-- Start of Dataset records --
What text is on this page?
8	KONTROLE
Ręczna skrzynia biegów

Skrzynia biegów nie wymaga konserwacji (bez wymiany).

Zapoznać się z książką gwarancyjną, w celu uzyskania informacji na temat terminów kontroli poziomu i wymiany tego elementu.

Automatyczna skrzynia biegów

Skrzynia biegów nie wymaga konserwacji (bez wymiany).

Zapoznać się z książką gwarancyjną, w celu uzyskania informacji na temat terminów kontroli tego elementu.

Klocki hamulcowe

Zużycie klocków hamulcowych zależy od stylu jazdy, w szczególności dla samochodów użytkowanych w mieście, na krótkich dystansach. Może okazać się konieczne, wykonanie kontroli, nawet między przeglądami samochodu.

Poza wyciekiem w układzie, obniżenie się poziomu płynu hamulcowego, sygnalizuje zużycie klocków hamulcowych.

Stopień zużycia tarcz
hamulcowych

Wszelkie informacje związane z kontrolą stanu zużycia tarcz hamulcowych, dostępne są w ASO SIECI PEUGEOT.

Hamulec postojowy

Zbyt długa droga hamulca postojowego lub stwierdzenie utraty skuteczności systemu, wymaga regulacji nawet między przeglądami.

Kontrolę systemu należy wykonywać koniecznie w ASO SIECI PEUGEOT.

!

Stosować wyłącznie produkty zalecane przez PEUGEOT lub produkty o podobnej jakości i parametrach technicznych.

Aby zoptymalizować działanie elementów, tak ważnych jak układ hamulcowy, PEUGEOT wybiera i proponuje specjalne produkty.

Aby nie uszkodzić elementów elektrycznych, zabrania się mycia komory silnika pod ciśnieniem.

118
-- End of Dataset records --
# The request
Write out every line of the preceding listing that contains "temat".

# Solved exercise
Zapoznać się z książką gwarancyjną, w celu uzyskania informacji na temat terminów kontroli poziomu i wymiany tego elementu.
Zapoznać się z książką gwarancyjną, w celu uzyskania informacji na temat terminów kontroli tego elementu.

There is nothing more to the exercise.